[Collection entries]
--- Start ---
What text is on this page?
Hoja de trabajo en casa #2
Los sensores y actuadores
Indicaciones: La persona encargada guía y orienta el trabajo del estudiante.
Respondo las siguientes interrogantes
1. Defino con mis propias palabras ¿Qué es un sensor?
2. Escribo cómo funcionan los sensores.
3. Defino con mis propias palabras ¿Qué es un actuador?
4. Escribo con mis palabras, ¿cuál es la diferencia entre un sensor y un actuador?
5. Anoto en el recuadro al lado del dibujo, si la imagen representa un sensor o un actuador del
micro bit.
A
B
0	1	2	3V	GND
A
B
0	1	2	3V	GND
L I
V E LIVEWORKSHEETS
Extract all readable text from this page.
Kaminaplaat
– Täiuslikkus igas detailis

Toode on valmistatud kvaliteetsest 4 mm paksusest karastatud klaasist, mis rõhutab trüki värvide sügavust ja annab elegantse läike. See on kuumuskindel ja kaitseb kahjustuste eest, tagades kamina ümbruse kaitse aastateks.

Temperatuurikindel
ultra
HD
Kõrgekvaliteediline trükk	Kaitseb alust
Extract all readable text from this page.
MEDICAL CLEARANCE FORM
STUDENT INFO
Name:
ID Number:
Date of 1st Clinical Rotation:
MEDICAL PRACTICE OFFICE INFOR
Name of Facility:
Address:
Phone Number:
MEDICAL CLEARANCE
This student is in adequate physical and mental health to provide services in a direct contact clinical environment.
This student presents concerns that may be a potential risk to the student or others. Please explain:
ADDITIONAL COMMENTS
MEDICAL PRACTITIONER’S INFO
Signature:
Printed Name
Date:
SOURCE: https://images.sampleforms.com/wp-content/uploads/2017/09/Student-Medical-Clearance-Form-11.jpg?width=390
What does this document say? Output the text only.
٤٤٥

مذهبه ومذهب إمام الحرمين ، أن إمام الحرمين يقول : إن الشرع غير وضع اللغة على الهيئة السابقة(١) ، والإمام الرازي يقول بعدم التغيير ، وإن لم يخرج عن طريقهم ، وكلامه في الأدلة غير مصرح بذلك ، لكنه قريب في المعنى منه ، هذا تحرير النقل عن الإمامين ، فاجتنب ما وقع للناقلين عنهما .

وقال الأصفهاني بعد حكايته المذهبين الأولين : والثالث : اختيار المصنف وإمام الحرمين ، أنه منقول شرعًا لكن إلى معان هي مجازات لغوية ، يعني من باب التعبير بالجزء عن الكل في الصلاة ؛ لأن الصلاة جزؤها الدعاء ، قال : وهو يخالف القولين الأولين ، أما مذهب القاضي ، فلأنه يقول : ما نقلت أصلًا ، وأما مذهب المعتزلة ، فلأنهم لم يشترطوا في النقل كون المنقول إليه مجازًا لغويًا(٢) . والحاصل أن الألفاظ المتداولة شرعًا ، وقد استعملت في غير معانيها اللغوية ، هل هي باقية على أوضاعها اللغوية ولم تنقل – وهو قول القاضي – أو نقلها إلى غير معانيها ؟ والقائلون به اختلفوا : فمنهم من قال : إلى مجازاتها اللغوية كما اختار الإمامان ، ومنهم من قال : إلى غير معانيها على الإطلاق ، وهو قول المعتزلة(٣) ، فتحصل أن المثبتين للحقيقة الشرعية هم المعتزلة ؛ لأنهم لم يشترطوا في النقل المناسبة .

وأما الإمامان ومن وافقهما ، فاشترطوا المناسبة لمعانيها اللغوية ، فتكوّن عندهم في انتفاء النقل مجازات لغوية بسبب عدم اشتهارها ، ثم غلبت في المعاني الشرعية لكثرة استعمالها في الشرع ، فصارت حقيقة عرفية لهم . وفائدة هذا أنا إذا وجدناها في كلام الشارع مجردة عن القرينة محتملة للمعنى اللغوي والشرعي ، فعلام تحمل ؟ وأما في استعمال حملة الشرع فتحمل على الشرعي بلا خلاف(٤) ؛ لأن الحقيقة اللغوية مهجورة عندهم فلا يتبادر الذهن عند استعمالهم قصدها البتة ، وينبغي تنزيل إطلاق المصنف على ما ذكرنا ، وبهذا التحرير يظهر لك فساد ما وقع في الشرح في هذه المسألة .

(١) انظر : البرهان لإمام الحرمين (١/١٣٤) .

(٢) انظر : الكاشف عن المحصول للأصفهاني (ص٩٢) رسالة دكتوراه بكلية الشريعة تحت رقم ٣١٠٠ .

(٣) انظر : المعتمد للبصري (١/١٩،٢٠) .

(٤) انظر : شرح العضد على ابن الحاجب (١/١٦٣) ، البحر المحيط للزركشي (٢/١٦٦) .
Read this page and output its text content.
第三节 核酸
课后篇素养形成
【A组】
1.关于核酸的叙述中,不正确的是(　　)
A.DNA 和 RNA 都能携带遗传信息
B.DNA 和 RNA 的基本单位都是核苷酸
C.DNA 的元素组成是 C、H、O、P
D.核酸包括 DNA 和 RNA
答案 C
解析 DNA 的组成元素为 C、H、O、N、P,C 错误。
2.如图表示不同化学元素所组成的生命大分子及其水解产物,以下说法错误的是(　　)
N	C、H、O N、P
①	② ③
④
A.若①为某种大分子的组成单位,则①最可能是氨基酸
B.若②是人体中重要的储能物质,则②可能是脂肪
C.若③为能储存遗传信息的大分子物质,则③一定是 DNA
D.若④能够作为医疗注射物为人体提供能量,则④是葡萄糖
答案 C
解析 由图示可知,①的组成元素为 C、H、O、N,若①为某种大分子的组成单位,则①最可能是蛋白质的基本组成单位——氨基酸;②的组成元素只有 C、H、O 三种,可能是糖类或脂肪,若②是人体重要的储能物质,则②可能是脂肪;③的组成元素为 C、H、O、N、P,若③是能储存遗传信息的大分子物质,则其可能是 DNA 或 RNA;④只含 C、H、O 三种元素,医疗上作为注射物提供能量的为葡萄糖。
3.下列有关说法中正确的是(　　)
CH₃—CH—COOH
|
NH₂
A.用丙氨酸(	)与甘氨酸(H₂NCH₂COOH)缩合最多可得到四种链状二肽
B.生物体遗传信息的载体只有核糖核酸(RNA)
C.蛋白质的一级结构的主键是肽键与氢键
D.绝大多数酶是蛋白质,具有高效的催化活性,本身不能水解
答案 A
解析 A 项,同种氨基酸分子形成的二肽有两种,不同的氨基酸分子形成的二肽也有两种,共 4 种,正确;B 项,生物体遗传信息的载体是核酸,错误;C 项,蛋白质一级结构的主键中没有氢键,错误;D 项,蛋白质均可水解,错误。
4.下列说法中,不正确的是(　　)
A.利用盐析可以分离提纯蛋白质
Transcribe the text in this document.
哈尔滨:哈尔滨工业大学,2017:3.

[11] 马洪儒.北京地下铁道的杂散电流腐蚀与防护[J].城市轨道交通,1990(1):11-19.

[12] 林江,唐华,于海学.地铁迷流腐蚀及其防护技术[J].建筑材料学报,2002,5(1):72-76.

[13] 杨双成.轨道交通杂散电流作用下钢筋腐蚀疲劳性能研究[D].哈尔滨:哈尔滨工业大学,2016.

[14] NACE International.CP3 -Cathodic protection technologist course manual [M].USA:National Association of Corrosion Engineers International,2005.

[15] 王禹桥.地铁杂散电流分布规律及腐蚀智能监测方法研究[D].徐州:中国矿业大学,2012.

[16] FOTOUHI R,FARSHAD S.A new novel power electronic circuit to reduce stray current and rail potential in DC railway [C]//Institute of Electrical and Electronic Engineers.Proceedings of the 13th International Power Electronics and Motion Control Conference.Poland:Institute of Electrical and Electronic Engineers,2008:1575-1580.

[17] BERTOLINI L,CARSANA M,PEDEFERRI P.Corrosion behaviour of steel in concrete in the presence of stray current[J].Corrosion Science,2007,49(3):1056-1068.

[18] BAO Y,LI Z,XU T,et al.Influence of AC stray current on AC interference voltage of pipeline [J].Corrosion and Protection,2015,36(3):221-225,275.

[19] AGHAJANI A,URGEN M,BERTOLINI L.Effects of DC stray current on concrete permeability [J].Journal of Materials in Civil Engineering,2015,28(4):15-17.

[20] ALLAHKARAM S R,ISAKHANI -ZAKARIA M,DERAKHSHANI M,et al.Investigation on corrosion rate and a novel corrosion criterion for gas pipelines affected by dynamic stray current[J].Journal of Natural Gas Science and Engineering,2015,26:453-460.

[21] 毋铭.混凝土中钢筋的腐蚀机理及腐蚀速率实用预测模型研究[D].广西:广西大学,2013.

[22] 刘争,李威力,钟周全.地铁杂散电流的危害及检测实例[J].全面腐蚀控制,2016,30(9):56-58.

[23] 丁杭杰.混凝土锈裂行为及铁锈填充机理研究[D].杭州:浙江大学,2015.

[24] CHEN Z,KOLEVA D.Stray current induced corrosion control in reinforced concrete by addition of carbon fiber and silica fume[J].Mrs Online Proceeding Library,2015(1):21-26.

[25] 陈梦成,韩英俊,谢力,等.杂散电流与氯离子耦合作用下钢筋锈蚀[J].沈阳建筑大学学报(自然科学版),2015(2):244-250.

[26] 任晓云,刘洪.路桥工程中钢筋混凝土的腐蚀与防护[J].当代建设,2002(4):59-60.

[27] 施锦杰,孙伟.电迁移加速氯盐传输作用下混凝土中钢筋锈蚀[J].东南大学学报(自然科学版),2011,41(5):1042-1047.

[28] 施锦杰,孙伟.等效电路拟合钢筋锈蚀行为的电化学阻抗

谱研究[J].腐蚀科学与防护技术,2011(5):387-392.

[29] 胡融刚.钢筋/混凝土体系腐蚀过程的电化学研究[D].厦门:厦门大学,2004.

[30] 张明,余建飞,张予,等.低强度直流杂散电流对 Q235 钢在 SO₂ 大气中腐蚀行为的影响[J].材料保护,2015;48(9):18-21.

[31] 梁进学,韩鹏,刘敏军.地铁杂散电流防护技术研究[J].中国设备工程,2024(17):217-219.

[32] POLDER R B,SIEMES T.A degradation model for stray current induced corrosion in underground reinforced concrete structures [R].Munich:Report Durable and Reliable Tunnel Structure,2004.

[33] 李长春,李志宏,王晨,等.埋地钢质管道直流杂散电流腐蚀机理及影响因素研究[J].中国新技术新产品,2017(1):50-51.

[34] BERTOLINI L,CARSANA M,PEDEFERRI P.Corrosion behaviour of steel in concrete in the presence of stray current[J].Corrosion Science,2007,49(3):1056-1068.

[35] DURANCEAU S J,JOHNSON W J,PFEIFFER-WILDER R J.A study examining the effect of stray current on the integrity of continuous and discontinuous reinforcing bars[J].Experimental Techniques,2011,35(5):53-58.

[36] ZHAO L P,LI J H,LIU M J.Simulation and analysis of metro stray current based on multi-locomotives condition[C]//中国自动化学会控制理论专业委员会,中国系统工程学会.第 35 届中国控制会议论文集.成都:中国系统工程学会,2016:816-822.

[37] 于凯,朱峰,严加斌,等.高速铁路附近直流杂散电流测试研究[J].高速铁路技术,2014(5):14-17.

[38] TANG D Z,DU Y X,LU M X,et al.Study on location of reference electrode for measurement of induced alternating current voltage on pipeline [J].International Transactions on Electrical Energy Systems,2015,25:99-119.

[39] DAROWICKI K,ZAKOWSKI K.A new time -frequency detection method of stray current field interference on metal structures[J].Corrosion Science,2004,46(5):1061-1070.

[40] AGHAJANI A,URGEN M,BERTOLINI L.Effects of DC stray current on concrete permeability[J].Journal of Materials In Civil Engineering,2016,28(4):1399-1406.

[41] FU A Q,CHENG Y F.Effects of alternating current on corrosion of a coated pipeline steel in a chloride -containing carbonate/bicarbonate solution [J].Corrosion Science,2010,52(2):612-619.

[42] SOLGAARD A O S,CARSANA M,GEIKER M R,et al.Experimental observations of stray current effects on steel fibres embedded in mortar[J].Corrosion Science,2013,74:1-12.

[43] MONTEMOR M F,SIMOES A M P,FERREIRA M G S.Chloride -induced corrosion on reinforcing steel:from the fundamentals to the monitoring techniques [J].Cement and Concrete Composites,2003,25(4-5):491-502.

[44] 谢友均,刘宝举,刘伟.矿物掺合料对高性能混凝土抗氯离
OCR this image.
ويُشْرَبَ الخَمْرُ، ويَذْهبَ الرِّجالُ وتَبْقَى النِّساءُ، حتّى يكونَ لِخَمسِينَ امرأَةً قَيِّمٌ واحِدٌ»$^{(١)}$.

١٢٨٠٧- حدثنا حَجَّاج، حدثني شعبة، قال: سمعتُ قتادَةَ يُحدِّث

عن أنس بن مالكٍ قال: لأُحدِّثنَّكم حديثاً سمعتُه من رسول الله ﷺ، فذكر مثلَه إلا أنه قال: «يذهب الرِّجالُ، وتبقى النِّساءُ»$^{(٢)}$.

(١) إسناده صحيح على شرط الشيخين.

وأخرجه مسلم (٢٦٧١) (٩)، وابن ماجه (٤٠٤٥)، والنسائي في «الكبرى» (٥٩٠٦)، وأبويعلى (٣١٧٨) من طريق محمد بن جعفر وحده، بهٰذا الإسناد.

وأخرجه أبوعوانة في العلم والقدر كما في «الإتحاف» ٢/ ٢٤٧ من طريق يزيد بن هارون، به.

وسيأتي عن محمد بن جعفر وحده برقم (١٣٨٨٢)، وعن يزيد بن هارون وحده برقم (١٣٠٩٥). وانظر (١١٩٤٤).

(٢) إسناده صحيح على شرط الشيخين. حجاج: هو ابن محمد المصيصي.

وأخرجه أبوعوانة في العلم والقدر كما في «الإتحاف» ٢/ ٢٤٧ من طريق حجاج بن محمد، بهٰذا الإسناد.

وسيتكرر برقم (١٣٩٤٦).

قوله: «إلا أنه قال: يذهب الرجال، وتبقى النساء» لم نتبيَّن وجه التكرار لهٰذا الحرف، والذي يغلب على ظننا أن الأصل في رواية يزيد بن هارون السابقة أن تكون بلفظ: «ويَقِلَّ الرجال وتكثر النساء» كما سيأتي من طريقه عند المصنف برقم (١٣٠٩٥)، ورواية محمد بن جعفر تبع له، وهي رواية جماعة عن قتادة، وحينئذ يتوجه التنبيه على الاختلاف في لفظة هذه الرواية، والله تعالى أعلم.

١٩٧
--- End ---
Scan the entries above for the word "interference" and collect each line holding it.

[18] BAO Y,LI Z,XU T,et al.Influence of AC stray current on AC interference voltage of pipeline [J].Corrosion and Protection,2015,36(3):221-225,275.
[39] DAROWICKI K,ZAKOWSKI K.A new time -frequency detection method of stray current field interference on metal structures[J].Corrosion Science,2004,46(5):1061-1070.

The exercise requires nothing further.